**Task requirements**
Could you pull out the records that open with the line containing "Localize each UI" and close with the line containing "y-left-tick-label: 5000 [15,187,30,194]", keeping both of those lines? Reproduce them word for word and include nothing else.

Layout coordinate data:
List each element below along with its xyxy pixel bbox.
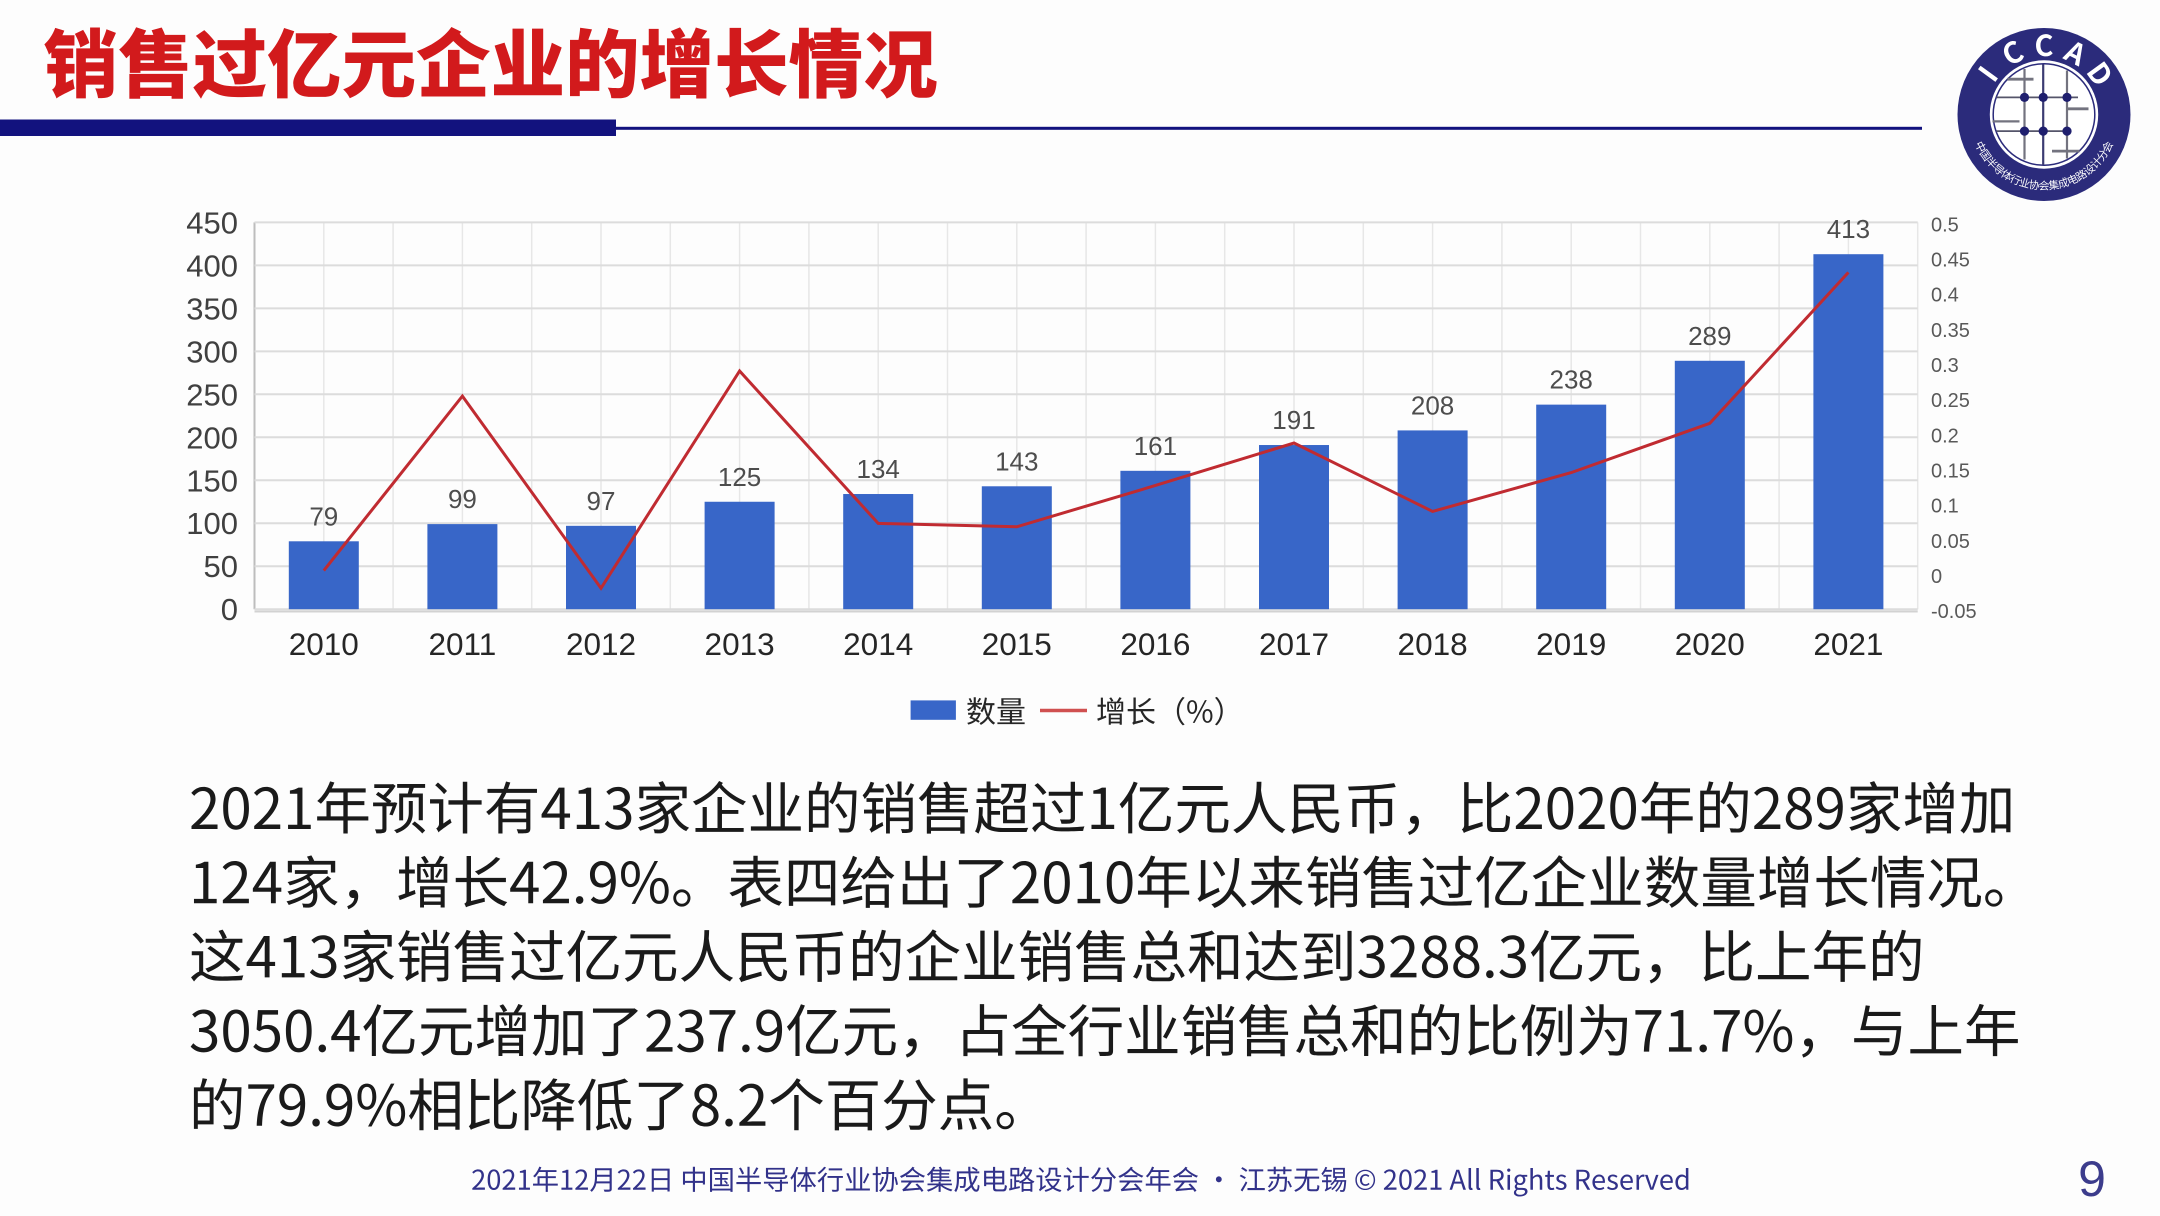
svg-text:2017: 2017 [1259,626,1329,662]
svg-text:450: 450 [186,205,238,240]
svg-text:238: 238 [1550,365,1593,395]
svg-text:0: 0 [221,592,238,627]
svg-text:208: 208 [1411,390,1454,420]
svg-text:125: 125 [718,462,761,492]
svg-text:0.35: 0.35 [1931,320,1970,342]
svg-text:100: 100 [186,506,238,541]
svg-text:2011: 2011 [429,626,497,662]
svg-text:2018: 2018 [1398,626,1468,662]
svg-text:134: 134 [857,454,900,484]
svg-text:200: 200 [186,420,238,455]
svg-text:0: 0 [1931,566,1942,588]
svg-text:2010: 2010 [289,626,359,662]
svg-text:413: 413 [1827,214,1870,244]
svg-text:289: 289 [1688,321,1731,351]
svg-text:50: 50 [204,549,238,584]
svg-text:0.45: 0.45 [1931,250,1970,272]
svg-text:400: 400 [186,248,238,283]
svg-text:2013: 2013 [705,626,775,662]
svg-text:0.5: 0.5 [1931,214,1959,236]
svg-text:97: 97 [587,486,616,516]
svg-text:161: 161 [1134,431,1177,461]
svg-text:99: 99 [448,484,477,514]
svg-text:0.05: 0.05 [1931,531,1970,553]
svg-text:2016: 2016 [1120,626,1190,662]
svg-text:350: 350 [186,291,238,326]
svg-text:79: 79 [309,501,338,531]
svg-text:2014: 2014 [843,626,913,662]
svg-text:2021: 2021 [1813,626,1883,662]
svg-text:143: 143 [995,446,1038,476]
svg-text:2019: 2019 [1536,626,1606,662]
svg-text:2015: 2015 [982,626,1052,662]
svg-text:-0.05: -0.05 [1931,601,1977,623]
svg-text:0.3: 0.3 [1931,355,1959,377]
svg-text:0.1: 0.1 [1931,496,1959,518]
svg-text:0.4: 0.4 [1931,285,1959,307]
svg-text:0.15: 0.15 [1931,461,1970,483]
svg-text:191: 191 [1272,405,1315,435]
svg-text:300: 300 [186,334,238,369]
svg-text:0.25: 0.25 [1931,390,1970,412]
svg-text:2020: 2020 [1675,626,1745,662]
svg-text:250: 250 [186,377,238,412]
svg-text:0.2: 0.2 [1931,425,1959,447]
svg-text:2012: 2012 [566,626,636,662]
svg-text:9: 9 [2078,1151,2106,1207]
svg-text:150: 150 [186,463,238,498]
---
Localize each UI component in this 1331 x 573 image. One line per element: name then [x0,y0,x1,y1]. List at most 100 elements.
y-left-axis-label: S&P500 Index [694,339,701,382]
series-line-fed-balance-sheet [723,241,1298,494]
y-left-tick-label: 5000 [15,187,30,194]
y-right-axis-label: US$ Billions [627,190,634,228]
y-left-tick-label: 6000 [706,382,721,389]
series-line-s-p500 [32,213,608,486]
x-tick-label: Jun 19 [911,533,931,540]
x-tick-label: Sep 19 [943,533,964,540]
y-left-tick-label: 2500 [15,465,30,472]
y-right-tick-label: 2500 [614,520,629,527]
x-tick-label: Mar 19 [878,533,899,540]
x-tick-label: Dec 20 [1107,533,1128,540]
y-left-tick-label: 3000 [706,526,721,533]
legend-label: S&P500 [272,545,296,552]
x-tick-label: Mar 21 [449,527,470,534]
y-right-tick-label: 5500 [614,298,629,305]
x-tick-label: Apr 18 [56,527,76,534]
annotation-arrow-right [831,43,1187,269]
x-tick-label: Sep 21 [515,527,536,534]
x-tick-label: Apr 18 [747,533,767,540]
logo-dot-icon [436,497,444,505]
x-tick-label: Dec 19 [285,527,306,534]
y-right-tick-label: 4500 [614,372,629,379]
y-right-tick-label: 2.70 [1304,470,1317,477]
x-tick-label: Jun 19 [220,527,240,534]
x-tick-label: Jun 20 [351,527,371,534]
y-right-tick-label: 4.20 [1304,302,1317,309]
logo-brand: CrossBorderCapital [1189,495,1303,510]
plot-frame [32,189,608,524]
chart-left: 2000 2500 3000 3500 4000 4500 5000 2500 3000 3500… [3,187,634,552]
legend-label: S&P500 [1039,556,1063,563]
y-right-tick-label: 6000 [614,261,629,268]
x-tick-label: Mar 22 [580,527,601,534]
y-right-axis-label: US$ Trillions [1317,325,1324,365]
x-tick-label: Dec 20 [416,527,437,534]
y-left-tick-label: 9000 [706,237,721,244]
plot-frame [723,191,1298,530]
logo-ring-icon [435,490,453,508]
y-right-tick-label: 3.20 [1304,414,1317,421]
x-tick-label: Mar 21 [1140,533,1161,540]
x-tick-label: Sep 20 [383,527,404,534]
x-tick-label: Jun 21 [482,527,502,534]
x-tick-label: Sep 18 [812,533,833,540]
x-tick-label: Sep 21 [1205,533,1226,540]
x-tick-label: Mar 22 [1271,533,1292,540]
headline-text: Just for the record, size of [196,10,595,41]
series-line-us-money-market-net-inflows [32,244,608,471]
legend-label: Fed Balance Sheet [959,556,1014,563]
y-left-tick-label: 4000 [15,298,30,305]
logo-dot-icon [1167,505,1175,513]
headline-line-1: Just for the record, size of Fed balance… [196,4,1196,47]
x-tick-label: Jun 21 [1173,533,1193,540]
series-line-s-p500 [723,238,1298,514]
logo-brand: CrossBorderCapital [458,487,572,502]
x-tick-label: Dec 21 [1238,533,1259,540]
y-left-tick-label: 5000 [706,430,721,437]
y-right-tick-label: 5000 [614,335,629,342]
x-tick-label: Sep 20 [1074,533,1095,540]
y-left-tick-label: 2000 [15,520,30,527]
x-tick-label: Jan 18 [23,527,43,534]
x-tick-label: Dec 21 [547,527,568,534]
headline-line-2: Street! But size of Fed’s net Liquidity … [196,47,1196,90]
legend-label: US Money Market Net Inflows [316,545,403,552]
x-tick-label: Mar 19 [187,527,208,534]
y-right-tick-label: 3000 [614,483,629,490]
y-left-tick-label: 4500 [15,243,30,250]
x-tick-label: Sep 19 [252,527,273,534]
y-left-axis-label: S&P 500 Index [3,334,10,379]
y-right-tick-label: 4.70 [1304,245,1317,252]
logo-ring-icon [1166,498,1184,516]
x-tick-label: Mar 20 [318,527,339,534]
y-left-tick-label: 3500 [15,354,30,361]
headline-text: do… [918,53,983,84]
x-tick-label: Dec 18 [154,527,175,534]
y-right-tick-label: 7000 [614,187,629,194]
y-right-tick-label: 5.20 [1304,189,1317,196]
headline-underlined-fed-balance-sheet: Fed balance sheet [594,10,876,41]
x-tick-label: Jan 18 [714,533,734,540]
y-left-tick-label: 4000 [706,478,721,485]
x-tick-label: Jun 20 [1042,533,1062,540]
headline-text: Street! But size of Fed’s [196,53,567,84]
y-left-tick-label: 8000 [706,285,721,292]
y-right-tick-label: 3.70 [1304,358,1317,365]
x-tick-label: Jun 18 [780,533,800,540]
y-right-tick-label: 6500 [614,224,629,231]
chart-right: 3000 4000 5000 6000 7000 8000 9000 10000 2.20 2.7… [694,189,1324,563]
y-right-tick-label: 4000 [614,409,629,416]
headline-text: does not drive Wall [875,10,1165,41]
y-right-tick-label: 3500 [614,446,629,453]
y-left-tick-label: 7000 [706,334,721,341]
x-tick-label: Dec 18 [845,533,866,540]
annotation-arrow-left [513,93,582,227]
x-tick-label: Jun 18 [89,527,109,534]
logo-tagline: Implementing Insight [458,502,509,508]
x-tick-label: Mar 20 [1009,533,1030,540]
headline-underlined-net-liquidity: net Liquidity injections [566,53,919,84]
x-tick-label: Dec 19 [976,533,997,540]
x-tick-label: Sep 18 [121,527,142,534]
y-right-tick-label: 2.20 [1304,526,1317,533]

**Response below**
Localize each UI component in this 1331 x 573 image. One line per element: name then [x0,y0,x1,y1]. List at most 100 elements.
y-left-axis-label: S&P500 Index [694,339,701,382]
series-line-fed-balance-sheet [723,241,1298,494]
y-left-tick-label: 5000 [15,187,30,194]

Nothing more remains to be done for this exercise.